What to produce
Read the records below and copy each line that contains "arcmin".
— Start of Records shown —
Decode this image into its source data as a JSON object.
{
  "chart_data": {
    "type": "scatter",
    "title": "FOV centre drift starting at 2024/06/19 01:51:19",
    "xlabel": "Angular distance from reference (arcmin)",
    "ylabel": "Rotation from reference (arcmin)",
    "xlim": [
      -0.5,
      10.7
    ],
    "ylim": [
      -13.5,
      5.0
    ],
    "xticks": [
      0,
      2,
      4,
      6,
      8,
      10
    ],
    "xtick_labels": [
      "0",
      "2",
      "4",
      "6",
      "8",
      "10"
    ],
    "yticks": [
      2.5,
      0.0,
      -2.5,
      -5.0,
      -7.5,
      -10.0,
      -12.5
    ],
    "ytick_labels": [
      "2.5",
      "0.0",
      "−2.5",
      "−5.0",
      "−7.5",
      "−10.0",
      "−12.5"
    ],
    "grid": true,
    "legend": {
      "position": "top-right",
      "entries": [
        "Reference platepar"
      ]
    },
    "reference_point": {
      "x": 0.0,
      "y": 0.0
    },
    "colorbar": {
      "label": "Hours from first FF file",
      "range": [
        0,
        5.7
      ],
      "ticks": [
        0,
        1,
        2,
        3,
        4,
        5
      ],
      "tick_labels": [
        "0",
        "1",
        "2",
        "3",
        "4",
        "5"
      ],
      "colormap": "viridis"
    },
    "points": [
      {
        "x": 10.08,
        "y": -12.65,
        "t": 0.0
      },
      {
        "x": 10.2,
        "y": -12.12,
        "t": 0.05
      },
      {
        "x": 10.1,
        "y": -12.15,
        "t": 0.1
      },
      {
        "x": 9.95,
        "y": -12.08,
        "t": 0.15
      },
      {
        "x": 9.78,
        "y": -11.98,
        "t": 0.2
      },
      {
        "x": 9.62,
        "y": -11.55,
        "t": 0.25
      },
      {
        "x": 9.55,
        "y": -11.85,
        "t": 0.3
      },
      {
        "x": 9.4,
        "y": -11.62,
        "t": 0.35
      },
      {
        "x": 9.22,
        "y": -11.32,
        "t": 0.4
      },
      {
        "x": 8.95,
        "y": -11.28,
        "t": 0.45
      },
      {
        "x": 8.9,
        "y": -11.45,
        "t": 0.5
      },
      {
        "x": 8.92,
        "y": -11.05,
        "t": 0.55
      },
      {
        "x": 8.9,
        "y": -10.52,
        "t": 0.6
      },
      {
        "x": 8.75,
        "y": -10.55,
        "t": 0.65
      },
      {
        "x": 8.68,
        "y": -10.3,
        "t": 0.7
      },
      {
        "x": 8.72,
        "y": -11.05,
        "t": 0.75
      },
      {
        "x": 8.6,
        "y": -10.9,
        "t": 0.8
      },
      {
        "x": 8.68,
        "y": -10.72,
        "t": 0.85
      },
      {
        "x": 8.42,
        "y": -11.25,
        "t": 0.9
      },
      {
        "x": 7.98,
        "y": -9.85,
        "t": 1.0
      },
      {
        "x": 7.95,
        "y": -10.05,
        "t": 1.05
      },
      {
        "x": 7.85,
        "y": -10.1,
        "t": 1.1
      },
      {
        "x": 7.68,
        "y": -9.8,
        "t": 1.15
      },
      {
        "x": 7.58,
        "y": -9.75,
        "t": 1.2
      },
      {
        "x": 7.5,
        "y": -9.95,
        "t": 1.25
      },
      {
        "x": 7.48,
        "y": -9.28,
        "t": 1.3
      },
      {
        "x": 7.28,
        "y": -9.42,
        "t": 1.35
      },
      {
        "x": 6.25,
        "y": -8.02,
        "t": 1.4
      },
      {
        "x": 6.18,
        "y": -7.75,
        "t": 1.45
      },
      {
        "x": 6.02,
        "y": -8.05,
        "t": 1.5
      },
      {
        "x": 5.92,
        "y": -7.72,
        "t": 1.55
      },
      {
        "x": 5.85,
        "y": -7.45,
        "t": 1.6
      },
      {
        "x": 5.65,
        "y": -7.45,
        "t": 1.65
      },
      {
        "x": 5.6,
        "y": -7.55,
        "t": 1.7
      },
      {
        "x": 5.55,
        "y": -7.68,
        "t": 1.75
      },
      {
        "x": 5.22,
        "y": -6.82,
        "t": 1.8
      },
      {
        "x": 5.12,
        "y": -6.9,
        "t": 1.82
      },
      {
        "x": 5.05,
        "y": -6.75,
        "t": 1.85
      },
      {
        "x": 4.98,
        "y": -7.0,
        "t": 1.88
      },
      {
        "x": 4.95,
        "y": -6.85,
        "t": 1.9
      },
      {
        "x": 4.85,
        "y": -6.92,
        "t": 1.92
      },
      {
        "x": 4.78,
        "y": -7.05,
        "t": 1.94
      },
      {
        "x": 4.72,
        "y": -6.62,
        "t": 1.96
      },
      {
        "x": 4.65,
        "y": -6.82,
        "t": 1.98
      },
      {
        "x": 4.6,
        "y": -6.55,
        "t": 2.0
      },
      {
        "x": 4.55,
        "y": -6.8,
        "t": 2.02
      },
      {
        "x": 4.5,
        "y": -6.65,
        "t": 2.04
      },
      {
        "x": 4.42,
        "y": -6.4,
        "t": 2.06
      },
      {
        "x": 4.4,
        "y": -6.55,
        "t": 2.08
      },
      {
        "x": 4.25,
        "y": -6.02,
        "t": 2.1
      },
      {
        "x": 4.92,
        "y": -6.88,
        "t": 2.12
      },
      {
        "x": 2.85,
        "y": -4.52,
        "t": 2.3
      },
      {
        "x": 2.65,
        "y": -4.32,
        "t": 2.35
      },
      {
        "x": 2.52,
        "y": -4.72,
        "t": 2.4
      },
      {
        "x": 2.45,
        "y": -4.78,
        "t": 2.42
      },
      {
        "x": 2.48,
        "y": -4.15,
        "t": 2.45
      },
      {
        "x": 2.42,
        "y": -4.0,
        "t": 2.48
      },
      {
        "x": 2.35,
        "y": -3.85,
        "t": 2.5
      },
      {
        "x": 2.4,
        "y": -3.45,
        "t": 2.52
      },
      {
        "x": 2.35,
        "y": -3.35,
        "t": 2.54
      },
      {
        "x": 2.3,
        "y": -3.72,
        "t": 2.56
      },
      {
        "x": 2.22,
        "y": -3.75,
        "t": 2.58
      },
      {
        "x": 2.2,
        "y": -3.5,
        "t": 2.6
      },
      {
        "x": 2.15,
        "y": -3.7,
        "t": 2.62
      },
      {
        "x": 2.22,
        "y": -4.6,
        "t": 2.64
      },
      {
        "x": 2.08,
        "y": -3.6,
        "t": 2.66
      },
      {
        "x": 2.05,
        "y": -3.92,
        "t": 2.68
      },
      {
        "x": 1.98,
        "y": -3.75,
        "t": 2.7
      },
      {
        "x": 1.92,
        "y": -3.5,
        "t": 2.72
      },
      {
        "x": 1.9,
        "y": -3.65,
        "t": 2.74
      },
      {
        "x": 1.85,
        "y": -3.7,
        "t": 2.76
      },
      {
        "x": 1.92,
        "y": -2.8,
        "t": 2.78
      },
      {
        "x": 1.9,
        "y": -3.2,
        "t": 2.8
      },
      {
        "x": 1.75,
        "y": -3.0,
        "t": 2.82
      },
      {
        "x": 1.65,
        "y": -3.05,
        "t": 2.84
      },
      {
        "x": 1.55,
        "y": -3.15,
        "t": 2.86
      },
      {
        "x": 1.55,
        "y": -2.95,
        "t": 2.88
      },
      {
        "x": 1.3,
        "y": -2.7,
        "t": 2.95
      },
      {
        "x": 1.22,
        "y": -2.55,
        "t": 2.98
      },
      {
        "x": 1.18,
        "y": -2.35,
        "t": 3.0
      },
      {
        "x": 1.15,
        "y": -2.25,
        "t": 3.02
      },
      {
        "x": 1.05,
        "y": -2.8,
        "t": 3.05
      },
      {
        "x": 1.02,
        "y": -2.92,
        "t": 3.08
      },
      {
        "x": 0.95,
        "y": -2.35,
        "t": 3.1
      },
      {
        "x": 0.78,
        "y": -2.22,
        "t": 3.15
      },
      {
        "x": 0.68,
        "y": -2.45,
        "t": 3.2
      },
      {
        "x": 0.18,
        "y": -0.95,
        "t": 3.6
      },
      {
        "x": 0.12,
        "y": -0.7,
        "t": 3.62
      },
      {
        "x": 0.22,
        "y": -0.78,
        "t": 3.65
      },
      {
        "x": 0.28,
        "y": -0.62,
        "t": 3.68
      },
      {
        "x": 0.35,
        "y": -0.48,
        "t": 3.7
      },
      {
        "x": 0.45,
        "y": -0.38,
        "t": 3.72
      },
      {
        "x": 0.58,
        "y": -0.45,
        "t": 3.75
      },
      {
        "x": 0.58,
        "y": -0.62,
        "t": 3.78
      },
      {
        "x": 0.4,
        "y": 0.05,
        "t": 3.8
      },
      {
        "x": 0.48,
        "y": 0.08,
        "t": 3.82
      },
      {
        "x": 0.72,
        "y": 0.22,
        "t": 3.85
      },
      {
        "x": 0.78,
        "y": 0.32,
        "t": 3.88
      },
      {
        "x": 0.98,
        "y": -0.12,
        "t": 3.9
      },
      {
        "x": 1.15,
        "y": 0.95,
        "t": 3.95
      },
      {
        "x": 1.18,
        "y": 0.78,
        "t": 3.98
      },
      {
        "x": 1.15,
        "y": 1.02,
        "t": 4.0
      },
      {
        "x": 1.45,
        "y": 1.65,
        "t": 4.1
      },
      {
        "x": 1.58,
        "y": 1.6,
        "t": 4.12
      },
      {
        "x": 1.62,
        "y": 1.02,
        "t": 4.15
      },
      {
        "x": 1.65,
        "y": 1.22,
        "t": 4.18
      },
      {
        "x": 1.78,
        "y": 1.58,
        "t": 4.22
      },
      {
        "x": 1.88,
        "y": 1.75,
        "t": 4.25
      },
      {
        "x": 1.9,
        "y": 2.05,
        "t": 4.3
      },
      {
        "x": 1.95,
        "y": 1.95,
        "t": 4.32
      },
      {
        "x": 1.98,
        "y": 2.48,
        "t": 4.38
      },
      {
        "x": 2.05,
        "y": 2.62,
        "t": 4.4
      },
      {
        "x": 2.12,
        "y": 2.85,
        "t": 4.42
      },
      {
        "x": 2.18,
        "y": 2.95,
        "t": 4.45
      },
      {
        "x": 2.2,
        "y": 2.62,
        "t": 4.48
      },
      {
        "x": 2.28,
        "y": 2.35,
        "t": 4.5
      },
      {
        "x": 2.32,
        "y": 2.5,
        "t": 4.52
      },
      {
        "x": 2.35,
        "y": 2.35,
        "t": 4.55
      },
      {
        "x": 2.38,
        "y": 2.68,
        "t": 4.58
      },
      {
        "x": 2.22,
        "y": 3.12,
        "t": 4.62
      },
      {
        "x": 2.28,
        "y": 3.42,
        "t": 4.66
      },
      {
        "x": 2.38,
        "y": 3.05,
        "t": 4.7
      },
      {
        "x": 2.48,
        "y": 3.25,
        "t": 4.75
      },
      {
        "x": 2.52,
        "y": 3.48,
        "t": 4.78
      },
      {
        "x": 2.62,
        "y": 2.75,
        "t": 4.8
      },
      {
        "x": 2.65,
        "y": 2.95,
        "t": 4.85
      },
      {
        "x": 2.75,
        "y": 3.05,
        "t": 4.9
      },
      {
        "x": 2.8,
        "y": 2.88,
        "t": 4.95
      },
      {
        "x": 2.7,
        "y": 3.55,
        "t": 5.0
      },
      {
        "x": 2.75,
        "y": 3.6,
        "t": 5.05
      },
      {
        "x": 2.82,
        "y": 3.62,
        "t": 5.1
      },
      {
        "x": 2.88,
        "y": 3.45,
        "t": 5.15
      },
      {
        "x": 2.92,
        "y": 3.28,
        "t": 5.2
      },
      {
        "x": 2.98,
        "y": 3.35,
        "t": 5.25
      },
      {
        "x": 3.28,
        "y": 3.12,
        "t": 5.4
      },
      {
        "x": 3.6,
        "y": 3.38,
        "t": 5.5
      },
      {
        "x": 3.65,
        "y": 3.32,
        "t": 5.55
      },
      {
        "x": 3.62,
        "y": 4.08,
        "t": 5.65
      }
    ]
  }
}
— End of Records shown —
Solved exercise
    "xlabel": "Angular distance from reference (arcmin)",
    "ylabel": "Rotation from reference (arcmin)",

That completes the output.